### Data shown ###

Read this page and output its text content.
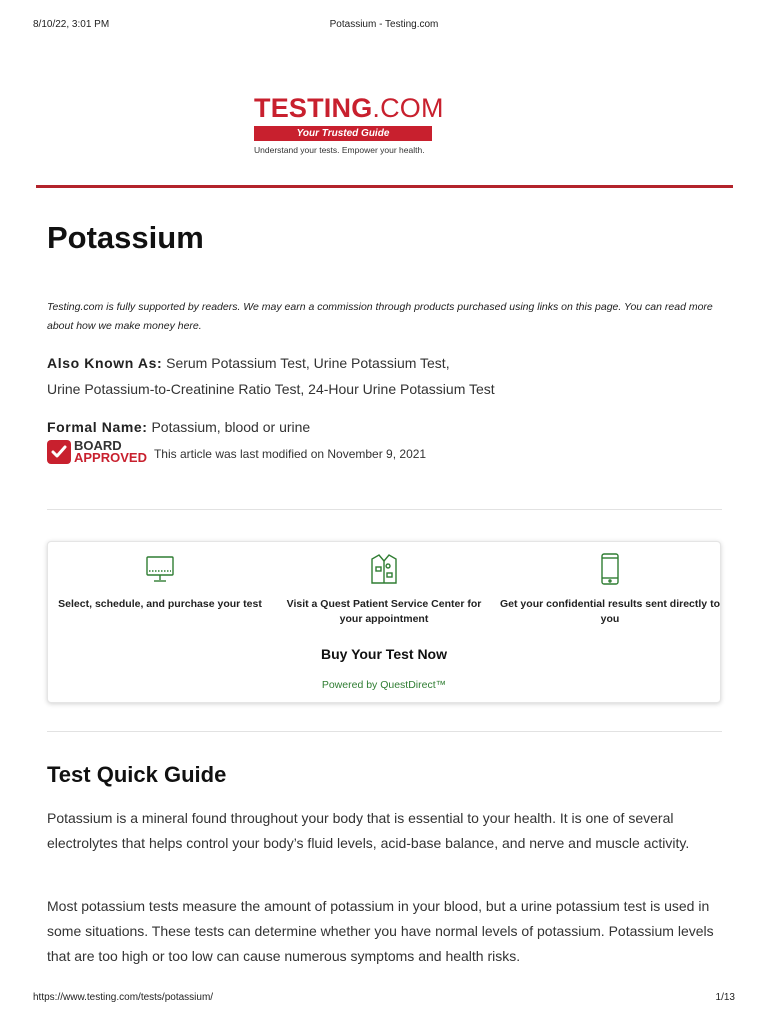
8/10/22, 3:01 PM	Potassium - Testing.com
TESTING.COM
Your Trusted Guide
Understand your tests. Empower your health.
Potassium

Testing.com is fully supported by readers. We may earn a commission through products purchased using links on this page. You can read more about how we make money here.

Also Known As: Serum Potassium Test, Urine Potassium Test,
Urine Potassium-to-Creatinine Ratio Test, 24-Hour Urine Potassium Test
Formal Name: Potassium, blood or urine
BOARD
APPROVED This article was last modified on November 9, 2021
Select, schedule, and purchase your test	Visit a Quest Patient Service Center for your appointment
Get your confidential results sent directly to you
Buy Your Test Now
Powered by QuestDirect™
Test Quick Guide

Potassium is a mineral found throughout your body that is essential to your health. It is one of several electrolytes that helps control your body’s fluid levels, acid-base balance, and nerve and muscle activity.

Most potassium tests measure the amount of potassium in your blood, but a urine potassium test is used in some situations. These tests can determine whether you have normal levels of potassium. Potassium levels that are too high or too low can cause numerous symptoms and health risks.

https://www.testing.com/tests/potassium/	1/13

###

> _Exercise brief_
Among the entries above, identify all lines with "page" and copy them.

> _Result of this task_
Read this page and output its text content.
Testing.com is fully supported by readers. We may earn a commission through products purchased using links on this page. You can read more about how we make money here.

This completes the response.